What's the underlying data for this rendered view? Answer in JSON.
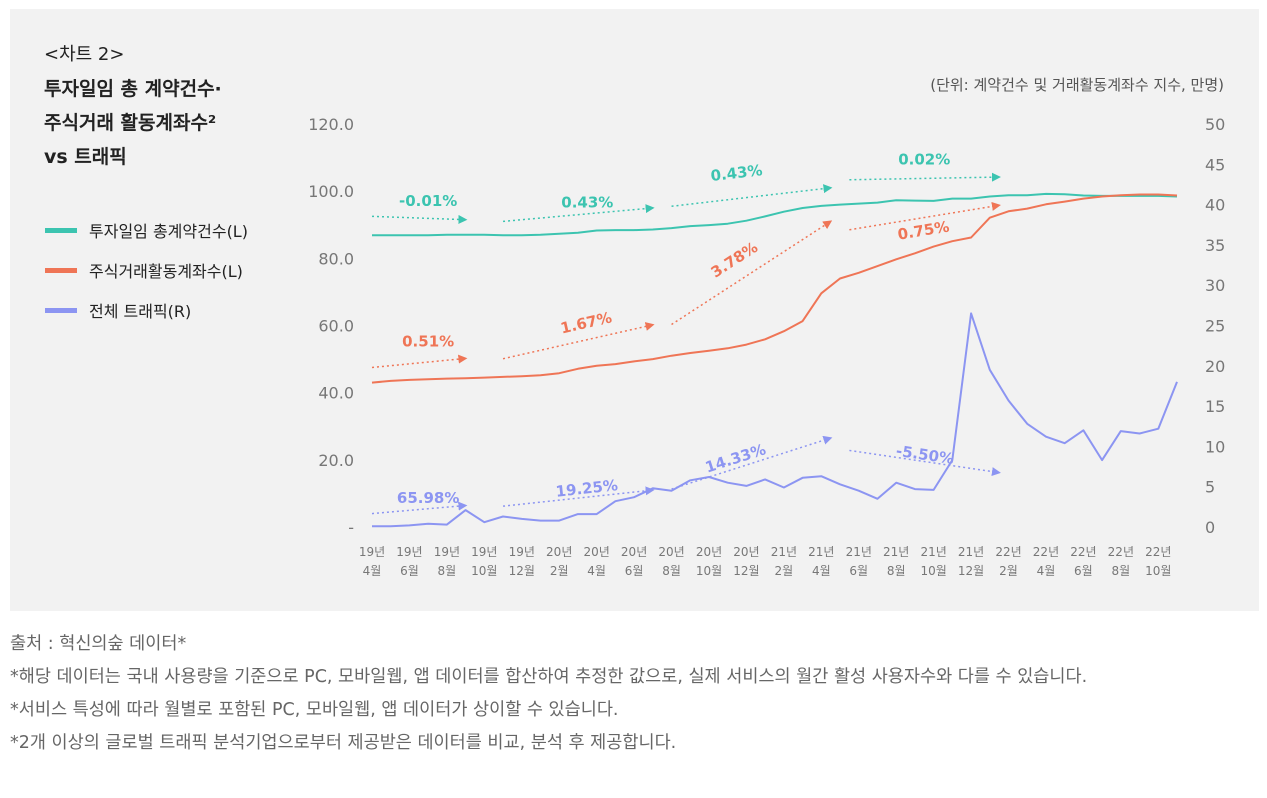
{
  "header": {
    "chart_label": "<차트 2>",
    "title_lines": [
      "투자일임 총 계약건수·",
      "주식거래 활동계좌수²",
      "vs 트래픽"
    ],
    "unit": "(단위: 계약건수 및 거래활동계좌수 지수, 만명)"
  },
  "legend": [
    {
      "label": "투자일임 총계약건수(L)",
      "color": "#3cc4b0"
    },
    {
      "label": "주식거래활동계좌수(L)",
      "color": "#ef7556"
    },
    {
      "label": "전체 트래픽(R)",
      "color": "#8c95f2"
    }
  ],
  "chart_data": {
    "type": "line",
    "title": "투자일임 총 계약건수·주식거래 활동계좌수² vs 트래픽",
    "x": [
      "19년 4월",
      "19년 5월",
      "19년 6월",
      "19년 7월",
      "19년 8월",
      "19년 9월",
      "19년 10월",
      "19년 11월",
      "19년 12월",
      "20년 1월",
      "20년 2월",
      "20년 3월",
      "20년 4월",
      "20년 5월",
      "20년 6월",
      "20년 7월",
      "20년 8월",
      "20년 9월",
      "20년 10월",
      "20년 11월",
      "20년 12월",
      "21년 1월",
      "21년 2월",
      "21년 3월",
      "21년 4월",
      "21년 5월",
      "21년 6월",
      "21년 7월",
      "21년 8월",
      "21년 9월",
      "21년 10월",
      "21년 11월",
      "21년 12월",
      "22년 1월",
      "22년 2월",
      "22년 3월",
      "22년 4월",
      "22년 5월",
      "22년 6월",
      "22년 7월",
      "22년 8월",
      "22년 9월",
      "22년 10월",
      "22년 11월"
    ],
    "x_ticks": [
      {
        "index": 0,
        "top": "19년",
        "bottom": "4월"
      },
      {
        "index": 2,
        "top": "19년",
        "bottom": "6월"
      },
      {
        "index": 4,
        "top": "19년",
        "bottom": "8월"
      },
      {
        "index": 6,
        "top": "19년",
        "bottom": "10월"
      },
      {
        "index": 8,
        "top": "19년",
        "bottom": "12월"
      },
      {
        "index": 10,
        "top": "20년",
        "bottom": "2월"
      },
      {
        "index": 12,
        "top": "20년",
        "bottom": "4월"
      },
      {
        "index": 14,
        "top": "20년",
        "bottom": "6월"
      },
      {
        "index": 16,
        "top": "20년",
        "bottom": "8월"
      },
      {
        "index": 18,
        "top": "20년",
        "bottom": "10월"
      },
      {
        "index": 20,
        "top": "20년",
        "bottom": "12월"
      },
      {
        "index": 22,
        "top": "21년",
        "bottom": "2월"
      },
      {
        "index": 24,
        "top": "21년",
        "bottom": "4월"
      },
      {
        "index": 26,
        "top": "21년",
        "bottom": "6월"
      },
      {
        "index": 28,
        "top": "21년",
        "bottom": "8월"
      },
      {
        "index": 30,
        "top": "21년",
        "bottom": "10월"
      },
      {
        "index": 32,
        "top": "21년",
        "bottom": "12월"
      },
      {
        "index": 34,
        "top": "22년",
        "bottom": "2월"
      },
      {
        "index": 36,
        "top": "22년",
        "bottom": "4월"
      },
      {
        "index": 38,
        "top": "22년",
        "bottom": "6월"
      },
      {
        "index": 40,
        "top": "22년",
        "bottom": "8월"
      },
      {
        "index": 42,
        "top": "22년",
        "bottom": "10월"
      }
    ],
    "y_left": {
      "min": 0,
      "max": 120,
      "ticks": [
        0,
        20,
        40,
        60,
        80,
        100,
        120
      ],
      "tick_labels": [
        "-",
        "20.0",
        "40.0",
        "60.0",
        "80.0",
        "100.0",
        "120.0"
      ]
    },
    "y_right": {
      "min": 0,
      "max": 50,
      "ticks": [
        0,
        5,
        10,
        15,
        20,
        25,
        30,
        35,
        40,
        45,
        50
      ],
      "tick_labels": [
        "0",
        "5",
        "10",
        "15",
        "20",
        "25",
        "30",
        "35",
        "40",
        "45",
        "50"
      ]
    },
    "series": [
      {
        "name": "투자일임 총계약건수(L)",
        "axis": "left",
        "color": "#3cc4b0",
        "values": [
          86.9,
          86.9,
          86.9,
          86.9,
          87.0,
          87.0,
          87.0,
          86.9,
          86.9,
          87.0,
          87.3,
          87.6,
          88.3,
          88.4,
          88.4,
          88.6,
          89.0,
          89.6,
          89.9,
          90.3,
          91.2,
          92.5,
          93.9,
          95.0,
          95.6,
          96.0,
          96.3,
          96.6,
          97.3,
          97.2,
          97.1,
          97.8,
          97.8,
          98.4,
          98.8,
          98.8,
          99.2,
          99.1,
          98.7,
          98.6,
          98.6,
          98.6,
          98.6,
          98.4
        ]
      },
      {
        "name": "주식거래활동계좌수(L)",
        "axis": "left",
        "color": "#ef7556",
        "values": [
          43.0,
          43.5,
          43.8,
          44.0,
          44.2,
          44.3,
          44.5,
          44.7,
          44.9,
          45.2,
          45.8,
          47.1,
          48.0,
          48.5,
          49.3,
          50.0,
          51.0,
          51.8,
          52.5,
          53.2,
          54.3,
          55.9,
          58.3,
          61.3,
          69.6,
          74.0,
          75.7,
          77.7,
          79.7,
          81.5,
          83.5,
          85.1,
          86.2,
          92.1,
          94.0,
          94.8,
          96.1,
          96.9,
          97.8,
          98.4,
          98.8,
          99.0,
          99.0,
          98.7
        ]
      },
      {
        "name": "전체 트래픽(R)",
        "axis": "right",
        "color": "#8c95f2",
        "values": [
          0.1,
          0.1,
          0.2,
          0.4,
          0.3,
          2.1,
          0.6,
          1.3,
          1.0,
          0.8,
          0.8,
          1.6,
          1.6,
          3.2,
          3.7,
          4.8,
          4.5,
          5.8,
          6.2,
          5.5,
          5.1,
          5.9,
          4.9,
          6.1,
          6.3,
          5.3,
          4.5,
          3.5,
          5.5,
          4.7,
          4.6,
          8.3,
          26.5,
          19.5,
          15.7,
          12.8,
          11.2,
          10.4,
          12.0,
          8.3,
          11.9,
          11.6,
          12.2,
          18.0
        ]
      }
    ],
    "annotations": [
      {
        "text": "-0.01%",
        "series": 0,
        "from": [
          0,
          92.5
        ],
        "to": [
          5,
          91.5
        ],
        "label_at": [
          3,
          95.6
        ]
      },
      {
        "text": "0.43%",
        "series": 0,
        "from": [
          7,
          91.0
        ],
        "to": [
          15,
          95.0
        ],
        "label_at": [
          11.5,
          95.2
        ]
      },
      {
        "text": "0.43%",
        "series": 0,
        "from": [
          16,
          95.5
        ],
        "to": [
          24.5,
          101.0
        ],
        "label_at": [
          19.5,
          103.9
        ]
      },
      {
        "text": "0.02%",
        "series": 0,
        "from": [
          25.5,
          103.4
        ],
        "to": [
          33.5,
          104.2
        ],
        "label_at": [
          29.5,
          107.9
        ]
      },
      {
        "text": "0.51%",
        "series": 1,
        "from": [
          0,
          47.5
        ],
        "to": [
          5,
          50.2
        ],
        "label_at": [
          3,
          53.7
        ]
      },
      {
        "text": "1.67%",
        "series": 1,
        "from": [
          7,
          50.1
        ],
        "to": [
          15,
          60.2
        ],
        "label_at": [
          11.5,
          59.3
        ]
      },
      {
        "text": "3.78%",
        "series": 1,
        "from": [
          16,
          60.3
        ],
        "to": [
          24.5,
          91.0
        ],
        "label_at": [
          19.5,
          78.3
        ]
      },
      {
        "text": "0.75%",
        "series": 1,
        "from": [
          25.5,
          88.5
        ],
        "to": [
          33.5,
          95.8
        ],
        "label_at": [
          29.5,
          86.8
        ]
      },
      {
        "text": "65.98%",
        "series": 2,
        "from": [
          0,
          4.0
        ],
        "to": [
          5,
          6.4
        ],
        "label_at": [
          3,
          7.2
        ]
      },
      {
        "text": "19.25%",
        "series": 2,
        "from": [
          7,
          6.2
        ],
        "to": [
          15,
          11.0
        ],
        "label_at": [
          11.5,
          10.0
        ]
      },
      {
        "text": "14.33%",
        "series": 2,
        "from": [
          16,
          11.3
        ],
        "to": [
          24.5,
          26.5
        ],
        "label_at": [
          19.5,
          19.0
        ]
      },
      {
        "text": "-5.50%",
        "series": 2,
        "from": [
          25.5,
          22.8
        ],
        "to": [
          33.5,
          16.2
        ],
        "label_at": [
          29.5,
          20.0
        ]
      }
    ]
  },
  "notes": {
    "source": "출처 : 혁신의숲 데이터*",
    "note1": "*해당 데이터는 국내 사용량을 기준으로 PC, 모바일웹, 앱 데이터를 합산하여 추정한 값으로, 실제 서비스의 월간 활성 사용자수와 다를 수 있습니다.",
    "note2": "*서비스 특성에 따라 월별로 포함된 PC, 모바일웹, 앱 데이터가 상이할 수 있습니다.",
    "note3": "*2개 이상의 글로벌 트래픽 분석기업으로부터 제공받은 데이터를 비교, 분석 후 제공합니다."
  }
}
******************************
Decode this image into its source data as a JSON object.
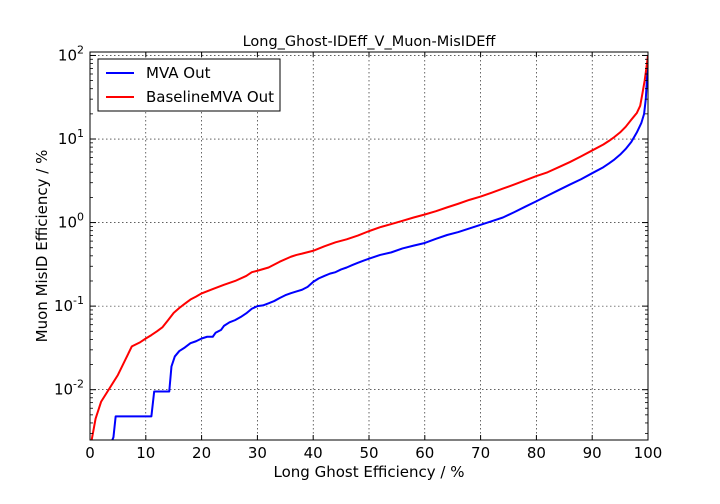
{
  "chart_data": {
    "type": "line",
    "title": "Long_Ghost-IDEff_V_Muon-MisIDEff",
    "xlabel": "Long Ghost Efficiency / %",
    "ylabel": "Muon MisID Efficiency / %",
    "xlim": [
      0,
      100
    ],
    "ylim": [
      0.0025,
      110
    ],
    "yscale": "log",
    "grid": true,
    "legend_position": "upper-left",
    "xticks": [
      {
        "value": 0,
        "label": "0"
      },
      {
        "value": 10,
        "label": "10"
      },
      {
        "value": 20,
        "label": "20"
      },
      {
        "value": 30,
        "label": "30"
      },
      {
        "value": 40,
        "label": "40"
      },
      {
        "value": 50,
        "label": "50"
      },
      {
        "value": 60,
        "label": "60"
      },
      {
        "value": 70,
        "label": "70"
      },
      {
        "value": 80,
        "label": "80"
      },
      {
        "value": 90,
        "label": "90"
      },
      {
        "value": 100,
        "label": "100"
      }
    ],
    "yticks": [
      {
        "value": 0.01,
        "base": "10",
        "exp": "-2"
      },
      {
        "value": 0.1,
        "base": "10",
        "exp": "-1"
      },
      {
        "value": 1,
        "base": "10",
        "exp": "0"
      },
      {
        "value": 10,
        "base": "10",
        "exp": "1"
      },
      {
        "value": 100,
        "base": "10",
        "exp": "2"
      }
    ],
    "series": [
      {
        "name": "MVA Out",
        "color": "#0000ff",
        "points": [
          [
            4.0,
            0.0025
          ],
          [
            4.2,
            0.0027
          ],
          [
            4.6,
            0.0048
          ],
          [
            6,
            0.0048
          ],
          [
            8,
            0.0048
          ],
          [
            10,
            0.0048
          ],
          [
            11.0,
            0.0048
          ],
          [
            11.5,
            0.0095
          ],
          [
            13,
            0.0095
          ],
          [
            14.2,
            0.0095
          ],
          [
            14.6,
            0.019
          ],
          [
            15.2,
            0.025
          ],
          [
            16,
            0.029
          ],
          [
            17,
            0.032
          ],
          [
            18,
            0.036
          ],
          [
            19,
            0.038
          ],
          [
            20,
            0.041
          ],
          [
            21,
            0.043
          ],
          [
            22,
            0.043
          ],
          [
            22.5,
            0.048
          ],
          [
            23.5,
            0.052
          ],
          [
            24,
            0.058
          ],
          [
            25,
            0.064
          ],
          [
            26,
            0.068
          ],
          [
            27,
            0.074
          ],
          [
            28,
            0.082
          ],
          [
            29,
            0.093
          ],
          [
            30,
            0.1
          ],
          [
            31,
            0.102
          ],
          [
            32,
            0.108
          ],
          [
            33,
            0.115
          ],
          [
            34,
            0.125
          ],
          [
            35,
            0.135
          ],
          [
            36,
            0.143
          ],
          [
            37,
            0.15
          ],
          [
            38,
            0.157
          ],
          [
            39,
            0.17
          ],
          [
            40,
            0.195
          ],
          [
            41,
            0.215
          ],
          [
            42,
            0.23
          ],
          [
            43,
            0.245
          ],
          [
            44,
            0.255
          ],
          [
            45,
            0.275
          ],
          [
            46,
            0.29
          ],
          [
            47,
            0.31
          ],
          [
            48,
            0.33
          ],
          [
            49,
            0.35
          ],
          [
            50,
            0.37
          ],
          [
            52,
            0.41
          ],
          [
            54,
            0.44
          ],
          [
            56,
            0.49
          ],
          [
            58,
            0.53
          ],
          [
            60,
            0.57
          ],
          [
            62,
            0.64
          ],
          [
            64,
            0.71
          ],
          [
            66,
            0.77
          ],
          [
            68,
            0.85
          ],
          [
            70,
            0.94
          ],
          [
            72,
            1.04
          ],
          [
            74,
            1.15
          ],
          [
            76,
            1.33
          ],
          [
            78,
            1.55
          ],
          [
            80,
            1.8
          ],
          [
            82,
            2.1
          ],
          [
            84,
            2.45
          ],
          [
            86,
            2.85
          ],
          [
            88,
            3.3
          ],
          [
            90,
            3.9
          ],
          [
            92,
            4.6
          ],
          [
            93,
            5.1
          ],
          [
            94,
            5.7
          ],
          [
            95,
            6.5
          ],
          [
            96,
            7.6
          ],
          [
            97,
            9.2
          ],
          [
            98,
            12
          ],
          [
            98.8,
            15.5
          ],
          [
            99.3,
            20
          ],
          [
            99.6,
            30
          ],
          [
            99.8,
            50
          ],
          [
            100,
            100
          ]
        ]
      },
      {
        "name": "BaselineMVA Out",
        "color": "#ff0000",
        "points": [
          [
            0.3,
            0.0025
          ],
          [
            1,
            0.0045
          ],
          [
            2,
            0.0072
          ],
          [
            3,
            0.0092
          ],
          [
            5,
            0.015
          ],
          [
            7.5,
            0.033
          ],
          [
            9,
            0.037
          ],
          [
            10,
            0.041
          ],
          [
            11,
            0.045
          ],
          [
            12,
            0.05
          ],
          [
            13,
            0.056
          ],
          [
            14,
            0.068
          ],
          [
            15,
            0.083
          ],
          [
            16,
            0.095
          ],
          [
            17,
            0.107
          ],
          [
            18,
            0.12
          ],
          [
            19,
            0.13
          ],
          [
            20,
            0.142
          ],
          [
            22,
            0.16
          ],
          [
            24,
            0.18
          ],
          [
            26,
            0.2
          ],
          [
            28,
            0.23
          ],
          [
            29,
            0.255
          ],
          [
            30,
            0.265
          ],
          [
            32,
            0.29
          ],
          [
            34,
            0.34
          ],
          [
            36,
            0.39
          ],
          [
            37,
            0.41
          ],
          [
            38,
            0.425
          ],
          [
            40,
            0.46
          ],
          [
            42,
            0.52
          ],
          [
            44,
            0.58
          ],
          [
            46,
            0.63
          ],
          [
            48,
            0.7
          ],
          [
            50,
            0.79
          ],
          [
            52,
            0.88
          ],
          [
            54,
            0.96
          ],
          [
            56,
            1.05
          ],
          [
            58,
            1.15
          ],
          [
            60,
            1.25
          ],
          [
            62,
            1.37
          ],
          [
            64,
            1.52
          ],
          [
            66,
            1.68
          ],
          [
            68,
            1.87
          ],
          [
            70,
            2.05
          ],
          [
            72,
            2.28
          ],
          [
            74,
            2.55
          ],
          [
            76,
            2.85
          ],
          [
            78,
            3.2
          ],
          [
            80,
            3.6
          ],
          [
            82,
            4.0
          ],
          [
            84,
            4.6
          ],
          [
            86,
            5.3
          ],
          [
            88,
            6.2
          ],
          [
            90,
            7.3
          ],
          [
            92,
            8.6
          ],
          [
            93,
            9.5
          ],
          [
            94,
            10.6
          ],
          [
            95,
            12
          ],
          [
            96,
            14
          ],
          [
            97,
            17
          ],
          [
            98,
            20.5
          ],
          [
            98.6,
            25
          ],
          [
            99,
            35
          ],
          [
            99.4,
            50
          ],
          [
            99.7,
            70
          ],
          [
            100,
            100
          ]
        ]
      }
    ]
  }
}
******************************
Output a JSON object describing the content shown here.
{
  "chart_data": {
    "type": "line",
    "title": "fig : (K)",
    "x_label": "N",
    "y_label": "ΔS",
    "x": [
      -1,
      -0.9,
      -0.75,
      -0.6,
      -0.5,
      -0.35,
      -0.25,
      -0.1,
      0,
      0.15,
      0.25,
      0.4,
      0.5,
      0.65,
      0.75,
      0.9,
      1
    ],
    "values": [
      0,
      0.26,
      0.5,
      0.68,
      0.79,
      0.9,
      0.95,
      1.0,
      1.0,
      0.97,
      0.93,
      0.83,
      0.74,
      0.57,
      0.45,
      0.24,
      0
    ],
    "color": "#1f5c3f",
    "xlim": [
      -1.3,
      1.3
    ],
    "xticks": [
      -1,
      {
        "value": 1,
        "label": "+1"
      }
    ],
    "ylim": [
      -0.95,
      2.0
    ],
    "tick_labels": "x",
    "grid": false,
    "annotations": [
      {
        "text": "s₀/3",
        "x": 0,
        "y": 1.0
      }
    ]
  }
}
******************************
§ **Goal**
Establish how many lines of the records contain the string "JSON" and state that number without elaboration.

§ **Reply**
3